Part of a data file
○ ○ ○ ○ ○
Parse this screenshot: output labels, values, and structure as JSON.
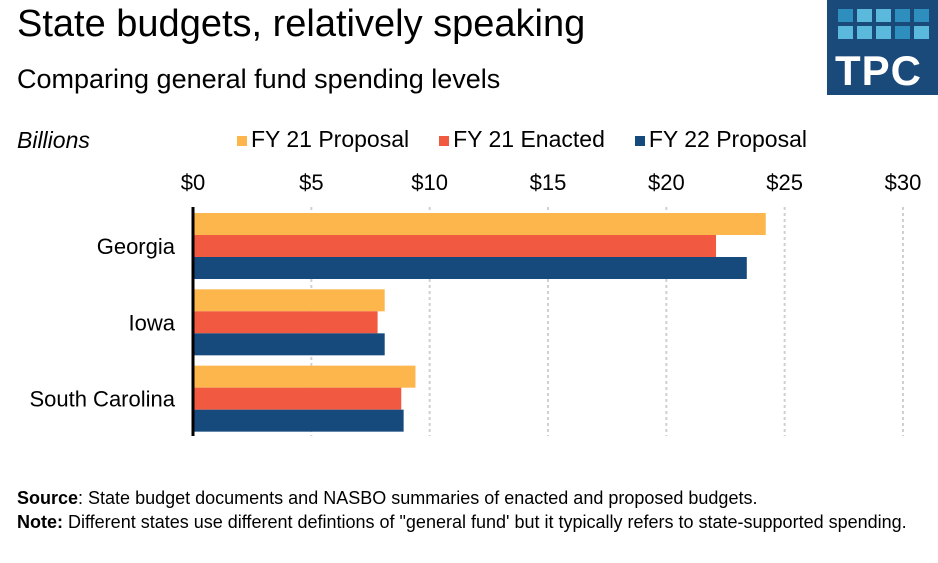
{
  "header": {
    "title": "State budgets, relatively speaking",
    "subtitle": "Comparing general fund spending levels",
    "logo_text": "TPC"
  },
  "chart_data": {
    "type": "bar",
    "orientation": "horizontal",
    "title": "State budgets, relatively speaking",
    "subtitle": "Comparing general fund spending levels",
    "units_label": "Billions",
    "categories": [
      "Georgia",
      "Iowa",
      "South Carolina"
    ],
    "series": [
      {
        "name": "FY 21 Proposal",
        "color": "#fcb64c",
        "values": [
          24.2,
          8.1,
          9.4
        ]
      },
      {
        "name": "FY 21 Enacted",
        "color": "#f15a40",
        "values": [
          22.1,
          7.8,
          8.8
        ]
      },
      {
        "name": "FY 22 Proposal",
        "color": "#174a7c",
        "values": [
          23.4,
          8.1,
          8.9
        ]
      }
    ],
    "xlim": [
      0,
      30
    ],
    "xticks": [
      0,
      5,
      10,
      15,
      20,
      25,
      30
    ],
    "xtick_labels": [
      "$0",
      "$5",
      "$10",
      "$15",
      "$20",
      "$25",
      "$30"
    ],
    "grid": "vertical dashed",
    "legend_position": "top"
  },
  "footer": {
    "source_label": "Source",
    "source_text": ": State budget documents and NASBO summaries of enacted and proposed budgets.",
    "note_label": "Note:",
    "note_text": " Different states use different defintions of \"general fund' but it typically refers to state-supported spending."
  }
}
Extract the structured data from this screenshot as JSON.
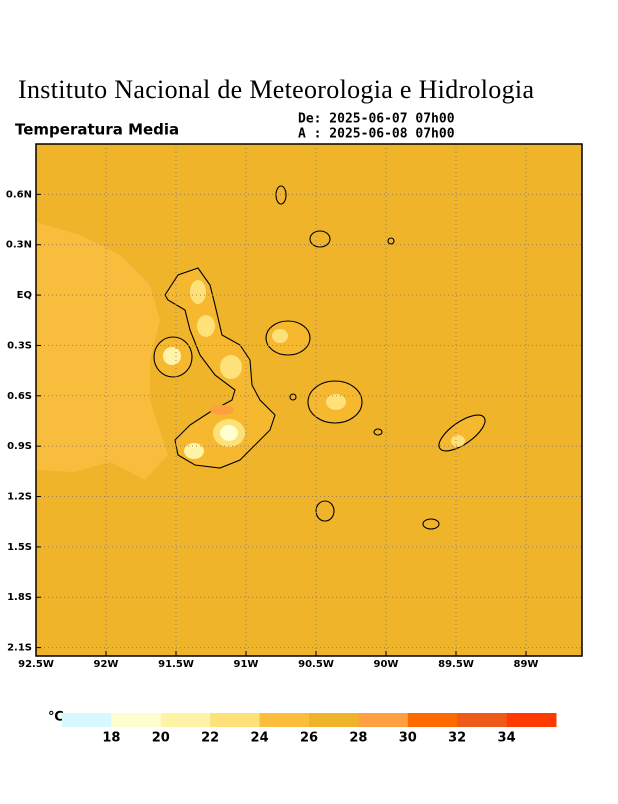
{
  "header": {
    "title": "Instituto Nacional de Meteorologia e Hidrologia",
    "subtitle": "Temperatura Media",
    "from": "De: 2025-06-07 07h00",
    "to": "A : 2025-06-08 07h00"
  },
  "map": {
    "lon_range": [
      -92.5,
      -88.6
    ],
    "lat_range": [
      -2.15,
      0.9
    ],
    "lon_ticks": [
      {
        "value": -92.5,
        "label": "92.5W"
      },
      {
        "value": -92,
        "label": "92W"
      },
      {
        "value": -91.5,
        "label": "91.5W"
      },
      {
        "value": -91,
        "label": "91W"
      },
      {
        "value": -90.5,
        "label": "90.5W"
      },
      {
        "value": -90,
        "label": "90W"
      },
      {
        "value": -89.5,
        "label": "89.5W"
      },
      {
        "value": -89,
        "label": "89W"
      }
    ],
    "lat_ticks": [
      {
        "value": 0.6,
        "label": "0.6N"
      },
      {
        "value": 0.3,
        "label": "0.3N"
      },
      {
        "value": 0,
        "label": "EQ"
      },
      {
        "value": -0.3,
        "label": "0.3S"
      },
      {
        "value": -0.6,
        "label": "0.6S"
      },
      {
        "value": -0.9,
        "label": "0.9S"
      },
      {
        "value": -1.2,
        "label": "1.2S"
      },
      {
        "value": -1.5,
        "label": "1.5S"
      },
      {
        "value": -1.8,
        "label": "1.8S"
      },
      {
        "value": -2.1,
        "label": "2.1S"
      }
    ],
    "grid": true
  },
  "legend": {
    "unit": "℃",
    "ticks": [
      18,
      20,
      22,
      24,
      26,
      28,
      30,
      32,
      34
    ],
    "colors": [
      "#d8f8ff",
      "#fffed0",
      "#fff3a8",
      "#ffe17a",
      "#fdbd3c",
      "#f0b42b",
      "#ffa040",
      "#ff6a00",
      "#ee5a1a",
      "#ff3a00"
    ]
  }
}
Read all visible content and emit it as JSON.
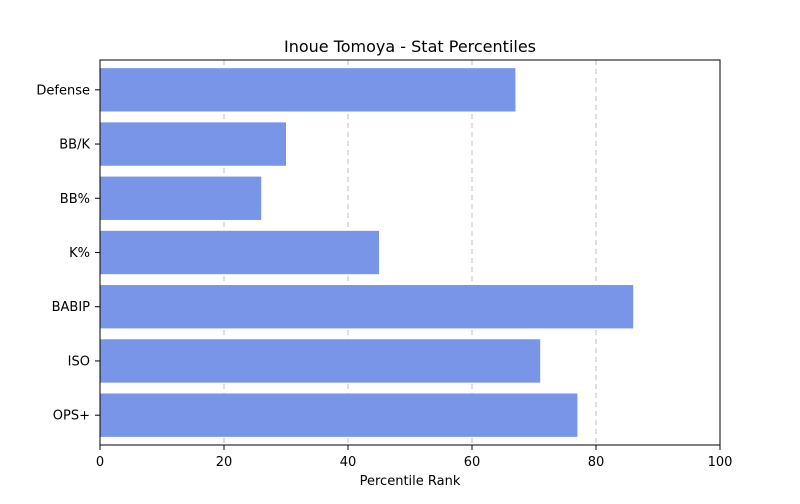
{
  "chart_data": {
    "type": "bar",
    "orientation": "horizontal",
    "title": "Inoue Tomoya - Stat Percentiles",
    "xlabel": "Percentile Rank",
    "ylabel": "",
    "categories": [
      "Defense",
      "BB/K",
      "BB%",
      "K%",
      "BABIP",
      "ISO",
      "OPS+"
    ],
    "values": [
      67,
      30,
      26,
      45,
      86,
      71,
      77
    ],
    "xlim": [
      0,
      100
    ],
    "xticks": [
      0,
      20,
      40,
      60,
      80,
      100
    ],
    "grid": "vertical dashed",
    "bar_color": "#7895e8"
  }
}
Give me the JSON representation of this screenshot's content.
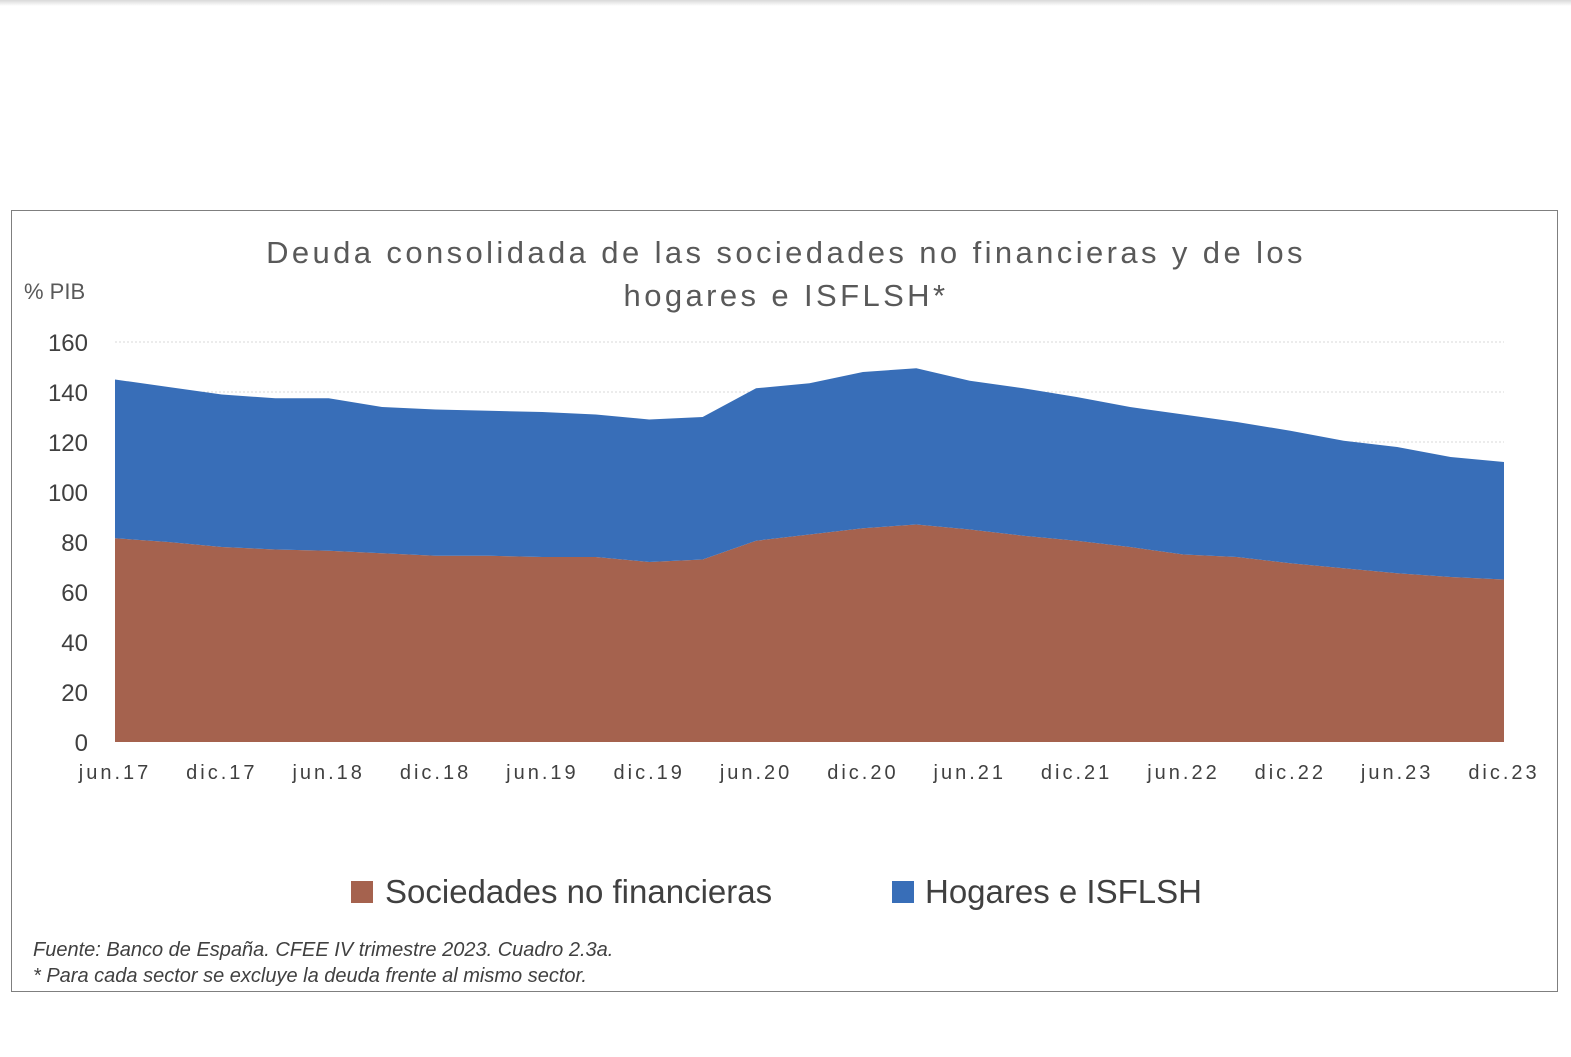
{
  "chart_data": {
    "type": "area",
    "stacked": true,
    "title_lines": [
      "Deuda consolidada de las sociedades no financieras y de los",
      "hogares e ISFLSH*"
    ],
    "ylabel": "% PIB",
    "xlabel": "",
    "ylim": [
      0,
      160
    ],
    "yticks": [
      "0",
      "20",
      "40",
      "60",
      "80",
      "100",
      "120",
      "140",
      "160"
    ],
    "grid": true,
    "x_tick_labels": [
      "jun.17",
      "dic.17",
      "jun.18",
      "dic.18",
      "jun.19",
      "dic.19",
      "jun.20",
      "dic.20",
      "jun.21",
      "dic.21",
      "jun.22",
      "dic.22",
      "jun.23",
      "dic.23"
    ],
    "series": [
      {
        "name": "Sociedades no financieras",
        "color": "#A5624E",
        "values": [
          81.5,
          80,
          78,
          77,
          76.5,
          75.5,
          74.5,
          74.5,
          74,
          74,
          72,
          73,
          80.5,
          83,
          85.5,
          87,
          85,
          82.5,
          80.5,
          78,
          75,
          74,
          71.5,
          69.5,
          67.5,
          66,
          65
        ]
      },
      {
        "name": "Hogares e ISFLSH",
        "color": "#386EB8",
        "values": [
          63.5,
          62,
          61,
          60.5,
          61,
          58.5,
          58.5,
          58,
          58,
          57,
          57,
          57,
          61,
          60.5,
          62.5,
          62.5,
          59.5,
          59,
          57.5,
          56,
          56,
          54,
          53,
          51,
          50.5,
          48,
          47
        ]
      }
    ],
    "legend_position": "bottom"
  },
  "source_note": "Fuente: Banco de España. CFEE IV trimestre 2023. Cuadro 2.3a.",
  "footnote": "* Para cada sector se excluye la deuda frente al mismo sector."
}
○ ○ ○ ○ ○
WRITTEN REQUEST
Search the data for the string "ISFLSH" and copy each line where it appears.

RESPONSE TO THE EXERCISE
      "hogares e ISFLSH*"
        "name": "Hogares e ISFLSH",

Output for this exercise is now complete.